§ **WHAT YOU HAVE TO DO**:
Copy out everything from the line containing "Where are 28" down to the line containing "x-axis-title: TOTAL TIME", word for word, leaving out the pictures.

§ **SUPPLIED DATA**:

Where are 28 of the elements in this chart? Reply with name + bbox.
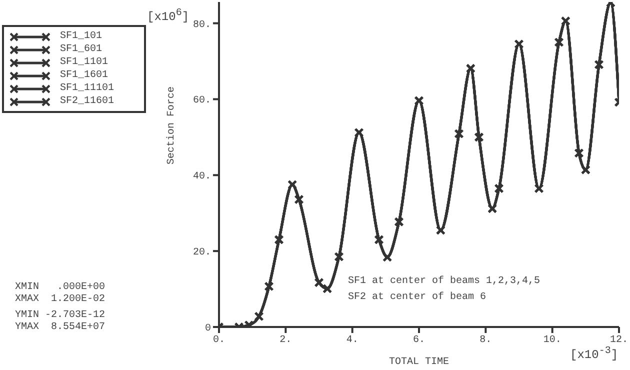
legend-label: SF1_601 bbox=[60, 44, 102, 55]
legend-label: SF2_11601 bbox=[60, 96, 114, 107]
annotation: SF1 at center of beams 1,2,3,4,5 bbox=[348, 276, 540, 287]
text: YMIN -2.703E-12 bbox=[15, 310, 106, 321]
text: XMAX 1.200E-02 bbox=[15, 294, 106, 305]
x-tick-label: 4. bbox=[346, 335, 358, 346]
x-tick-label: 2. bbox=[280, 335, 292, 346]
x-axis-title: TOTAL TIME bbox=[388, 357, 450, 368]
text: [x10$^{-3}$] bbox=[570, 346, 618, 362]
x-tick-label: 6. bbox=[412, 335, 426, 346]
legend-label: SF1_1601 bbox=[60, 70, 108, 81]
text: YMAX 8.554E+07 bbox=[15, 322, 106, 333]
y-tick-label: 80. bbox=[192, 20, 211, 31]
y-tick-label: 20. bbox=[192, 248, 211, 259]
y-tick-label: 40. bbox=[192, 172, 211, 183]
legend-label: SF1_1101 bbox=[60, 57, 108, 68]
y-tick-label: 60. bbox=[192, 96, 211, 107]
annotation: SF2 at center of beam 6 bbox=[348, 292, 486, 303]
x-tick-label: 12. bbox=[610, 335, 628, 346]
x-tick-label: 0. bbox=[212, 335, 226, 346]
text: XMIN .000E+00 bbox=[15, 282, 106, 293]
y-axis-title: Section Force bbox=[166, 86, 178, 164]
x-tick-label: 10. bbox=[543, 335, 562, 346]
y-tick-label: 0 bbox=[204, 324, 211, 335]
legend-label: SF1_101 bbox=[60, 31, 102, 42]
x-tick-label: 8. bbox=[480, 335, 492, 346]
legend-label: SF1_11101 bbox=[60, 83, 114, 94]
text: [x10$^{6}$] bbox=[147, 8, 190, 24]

==

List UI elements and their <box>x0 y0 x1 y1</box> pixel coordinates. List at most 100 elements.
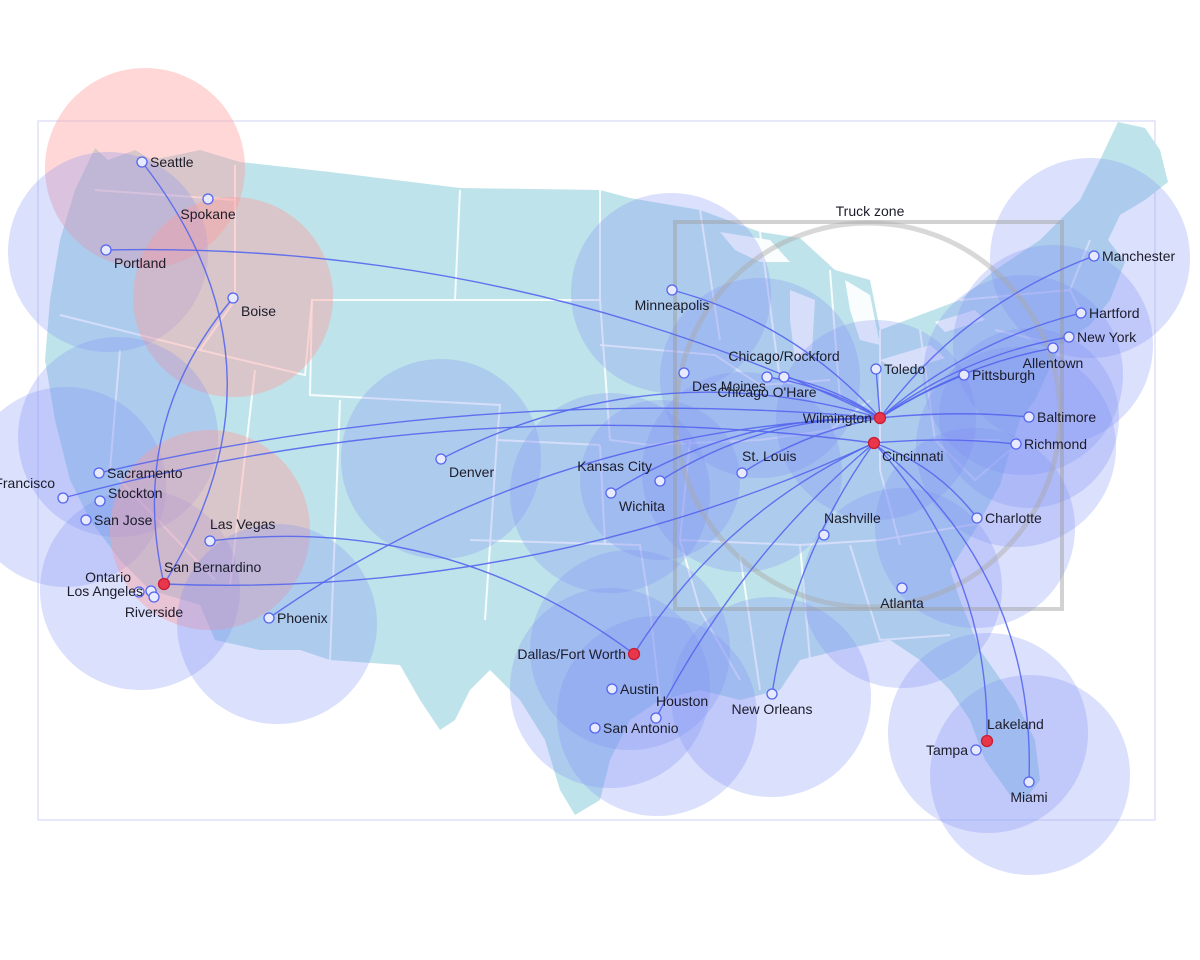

§ **EXERCISE RESPONSE**:
Where are 28 of the elements in this chart? Reply with name + bbox.
legend-label: SF1_601 bbox=[60, 44, 102, 55]
legend-label: SF2_11601 bbox=[60, 96, 114, 107]
annotation: SF1 at center of beams 1,2,3,4,5 bbox=[348, 276, 540, 287]
text: YMIN -2.703E-12 bbox=[15, 310, 106, 321]
text: XMAX 1.200E-02 bbox=[15, 294, 106, 305]
x-tick-label: 4. bbox=[346, 335, 358, 346]
x-tick-label: 2. bbox=[280, 335, 292, 346]
x-axis-title: TOTAL TIME bbox=[388, 357, 450, 368]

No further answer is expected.